Records from a data source

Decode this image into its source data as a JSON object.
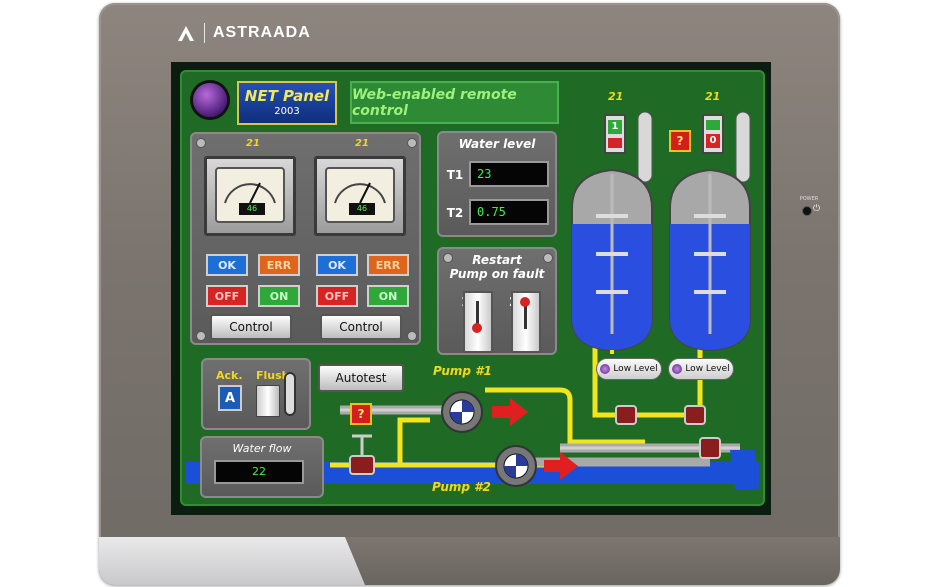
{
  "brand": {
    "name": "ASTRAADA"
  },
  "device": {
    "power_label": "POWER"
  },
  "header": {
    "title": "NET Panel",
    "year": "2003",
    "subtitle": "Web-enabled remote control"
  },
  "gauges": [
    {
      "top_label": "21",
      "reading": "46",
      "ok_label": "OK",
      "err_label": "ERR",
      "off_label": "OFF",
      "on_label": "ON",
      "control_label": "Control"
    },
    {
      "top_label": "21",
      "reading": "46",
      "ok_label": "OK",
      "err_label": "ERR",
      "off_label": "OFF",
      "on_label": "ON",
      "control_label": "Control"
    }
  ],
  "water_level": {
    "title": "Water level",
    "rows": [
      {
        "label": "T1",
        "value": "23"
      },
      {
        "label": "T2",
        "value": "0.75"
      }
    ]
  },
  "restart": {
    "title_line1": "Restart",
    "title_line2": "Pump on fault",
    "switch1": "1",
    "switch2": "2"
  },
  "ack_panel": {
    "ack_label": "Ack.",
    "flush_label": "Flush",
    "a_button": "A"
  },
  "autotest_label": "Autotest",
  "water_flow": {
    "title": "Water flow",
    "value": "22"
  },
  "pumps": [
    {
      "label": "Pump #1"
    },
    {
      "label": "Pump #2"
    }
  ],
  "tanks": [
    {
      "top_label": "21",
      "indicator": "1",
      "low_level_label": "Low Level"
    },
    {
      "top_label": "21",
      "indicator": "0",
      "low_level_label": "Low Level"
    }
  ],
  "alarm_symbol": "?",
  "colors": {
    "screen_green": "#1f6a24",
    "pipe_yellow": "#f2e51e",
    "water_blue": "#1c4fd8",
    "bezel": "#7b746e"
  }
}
* * *
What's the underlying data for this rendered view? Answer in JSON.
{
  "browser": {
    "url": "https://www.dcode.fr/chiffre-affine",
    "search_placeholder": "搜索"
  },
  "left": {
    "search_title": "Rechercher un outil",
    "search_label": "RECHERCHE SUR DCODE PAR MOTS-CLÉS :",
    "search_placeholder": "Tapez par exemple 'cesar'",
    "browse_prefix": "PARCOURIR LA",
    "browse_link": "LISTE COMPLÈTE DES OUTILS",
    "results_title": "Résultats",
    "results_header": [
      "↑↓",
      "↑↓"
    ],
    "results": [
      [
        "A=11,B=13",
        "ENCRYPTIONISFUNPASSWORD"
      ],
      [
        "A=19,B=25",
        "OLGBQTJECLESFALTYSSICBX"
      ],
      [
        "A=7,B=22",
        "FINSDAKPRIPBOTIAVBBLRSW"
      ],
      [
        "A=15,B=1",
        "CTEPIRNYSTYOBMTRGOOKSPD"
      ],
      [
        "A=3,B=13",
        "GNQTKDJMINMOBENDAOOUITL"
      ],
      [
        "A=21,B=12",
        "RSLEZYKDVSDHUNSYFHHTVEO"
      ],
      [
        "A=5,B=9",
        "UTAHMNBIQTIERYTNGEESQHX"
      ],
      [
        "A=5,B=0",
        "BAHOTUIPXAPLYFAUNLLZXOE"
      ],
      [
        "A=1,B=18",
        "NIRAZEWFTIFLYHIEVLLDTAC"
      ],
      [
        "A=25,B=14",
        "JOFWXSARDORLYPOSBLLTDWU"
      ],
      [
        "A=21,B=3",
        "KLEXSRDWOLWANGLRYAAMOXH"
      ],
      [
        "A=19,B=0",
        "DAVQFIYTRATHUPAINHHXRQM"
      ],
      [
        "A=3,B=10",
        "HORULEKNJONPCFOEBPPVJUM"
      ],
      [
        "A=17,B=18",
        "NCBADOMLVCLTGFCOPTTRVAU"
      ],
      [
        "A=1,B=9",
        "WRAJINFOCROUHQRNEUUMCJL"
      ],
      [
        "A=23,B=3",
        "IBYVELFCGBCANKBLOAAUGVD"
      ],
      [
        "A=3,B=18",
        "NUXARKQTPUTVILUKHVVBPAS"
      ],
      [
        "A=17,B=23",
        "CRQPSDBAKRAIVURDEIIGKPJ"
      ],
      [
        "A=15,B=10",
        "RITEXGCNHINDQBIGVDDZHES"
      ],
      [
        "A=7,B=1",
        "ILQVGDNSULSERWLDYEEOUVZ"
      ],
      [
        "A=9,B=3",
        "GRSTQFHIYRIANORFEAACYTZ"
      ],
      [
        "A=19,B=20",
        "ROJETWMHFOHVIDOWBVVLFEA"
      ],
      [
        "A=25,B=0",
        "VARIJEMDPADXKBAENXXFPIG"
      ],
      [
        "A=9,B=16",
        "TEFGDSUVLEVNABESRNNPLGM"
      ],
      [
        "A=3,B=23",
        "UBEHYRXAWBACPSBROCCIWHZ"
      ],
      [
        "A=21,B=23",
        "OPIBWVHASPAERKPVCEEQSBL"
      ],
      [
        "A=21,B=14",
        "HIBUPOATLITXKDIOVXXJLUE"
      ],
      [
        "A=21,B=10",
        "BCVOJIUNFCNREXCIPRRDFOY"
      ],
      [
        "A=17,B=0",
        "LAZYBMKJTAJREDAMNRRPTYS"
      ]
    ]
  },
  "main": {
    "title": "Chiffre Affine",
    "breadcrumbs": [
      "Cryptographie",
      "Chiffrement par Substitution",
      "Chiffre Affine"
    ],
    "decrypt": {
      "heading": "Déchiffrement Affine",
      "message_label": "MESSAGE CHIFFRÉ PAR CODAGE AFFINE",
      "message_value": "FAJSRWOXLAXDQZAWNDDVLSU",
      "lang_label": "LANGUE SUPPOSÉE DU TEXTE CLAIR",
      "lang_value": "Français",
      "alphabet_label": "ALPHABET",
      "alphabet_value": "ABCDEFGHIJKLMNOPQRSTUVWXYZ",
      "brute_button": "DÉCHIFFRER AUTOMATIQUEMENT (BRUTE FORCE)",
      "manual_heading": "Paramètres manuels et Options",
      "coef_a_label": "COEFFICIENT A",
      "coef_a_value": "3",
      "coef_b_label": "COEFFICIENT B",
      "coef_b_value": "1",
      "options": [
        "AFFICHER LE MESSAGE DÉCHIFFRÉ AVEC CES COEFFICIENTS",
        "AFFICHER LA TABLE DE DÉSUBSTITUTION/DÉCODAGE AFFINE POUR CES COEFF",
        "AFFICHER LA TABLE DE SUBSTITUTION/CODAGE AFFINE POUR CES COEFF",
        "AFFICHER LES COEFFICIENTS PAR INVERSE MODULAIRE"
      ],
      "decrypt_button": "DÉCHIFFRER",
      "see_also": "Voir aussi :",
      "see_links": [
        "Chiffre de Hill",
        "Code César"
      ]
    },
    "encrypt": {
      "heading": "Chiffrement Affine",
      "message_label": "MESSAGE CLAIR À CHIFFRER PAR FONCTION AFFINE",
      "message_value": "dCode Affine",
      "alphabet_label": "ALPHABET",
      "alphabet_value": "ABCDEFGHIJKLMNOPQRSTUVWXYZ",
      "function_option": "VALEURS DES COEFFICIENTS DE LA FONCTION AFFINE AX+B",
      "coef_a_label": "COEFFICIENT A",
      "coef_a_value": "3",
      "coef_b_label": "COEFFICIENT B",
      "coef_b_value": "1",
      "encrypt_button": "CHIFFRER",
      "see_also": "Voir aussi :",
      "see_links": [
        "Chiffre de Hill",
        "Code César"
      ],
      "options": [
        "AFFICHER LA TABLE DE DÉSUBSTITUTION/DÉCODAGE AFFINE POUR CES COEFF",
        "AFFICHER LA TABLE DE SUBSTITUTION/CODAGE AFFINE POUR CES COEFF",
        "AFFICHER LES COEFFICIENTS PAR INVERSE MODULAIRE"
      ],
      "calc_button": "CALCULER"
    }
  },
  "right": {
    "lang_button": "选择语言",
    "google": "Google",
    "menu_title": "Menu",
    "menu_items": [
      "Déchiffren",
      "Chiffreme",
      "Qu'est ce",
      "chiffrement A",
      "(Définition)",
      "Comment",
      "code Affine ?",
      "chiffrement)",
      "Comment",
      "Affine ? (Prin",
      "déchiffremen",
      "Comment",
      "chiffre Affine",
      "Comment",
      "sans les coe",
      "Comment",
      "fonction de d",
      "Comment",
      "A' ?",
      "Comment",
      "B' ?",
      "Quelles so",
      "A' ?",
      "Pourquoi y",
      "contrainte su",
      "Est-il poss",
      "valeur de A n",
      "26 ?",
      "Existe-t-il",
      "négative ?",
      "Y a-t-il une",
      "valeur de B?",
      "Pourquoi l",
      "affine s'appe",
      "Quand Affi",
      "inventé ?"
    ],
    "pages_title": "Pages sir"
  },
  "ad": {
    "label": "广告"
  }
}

**Given request**
State, as a number only, how many lines in the entries include "DÉCHIFFRER".

**Full solution**
2